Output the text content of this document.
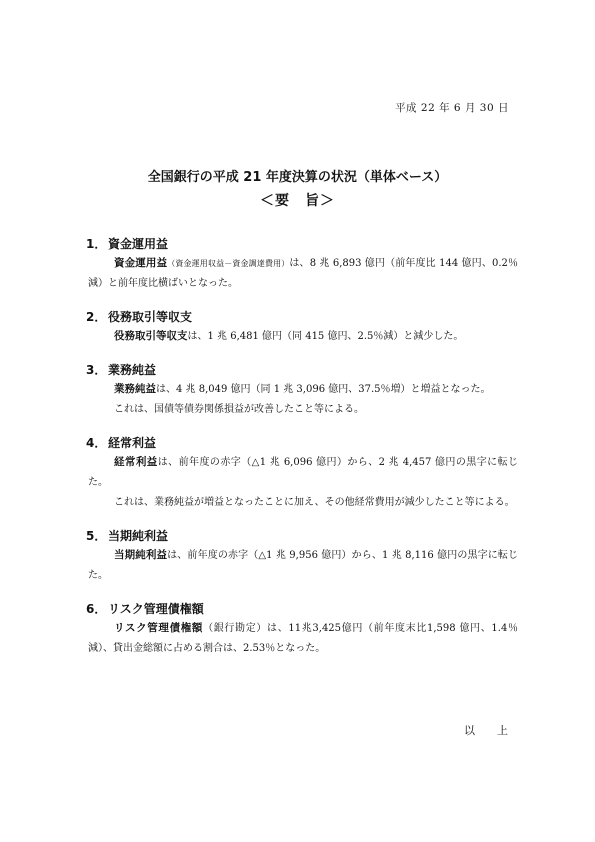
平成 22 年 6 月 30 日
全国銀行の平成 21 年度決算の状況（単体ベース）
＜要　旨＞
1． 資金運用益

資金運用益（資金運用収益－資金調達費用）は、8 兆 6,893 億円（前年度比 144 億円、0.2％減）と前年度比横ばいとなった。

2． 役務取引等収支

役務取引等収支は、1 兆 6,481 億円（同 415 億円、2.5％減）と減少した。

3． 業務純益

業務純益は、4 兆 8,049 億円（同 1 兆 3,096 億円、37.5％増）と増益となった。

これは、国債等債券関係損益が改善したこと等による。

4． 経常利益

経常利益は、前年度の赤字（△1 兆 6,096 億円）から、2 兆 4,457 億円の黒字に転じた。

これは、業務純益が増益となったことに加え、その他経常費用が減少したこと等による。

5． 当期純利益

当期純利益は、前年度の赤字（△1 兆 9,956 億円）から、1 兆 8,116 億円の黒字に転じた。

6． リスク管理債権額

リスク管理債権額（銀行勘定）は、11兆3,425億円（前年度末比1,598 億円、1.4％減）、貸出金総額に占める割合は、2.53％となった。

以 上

::::

• Short exercise
Print each line of the material above exactly, with the pictures removed from your copy.

• Finished answer
Output the text content of this document.
平成 22 年 6 月 30 日
全国銀行の平成 21 年度決算の状況（単体ベース）
＜要　旨＞
1． 資金運用益

資金運用益（資金運用収益－資金調達費用）は、8 兆 6,893 億円（前年度比 144 億円、0.2％減）と前年度比横ばいとなった。

2． 役務取引等収支

役務取引等収支は、1 兆 6,481 億円（同 415 億円、2.5％減）と減少した。

3． 業務純益

業務純益は、4 兆 8,049 億円（同 1 兆 3,096 億円、37.5％増）と増益となった。

これは、国債等債券関係損益が改善したこと等による。

4． 経常利益

経常利益は、前年度の赤字（△1 兆 6,096 億円）から、2 兆 4,457 億円の黒字に転じた。

これは、業務純益が増益となったことに加え、その他経常費用が減少したこと等による。

5． 当期純利益

当期純利益は、前年度の赤字（△1 兆 9,956 億円）から、1 兆 8,116 億円の黒字に転じた。

6． リスク管理債権額

リスク管理債権額（銀行勘定）は、11兆3,425億円（前年度末比1,598 億円、1.4％減）、貸出金総額に占める割合は、2.53％となった。

以 上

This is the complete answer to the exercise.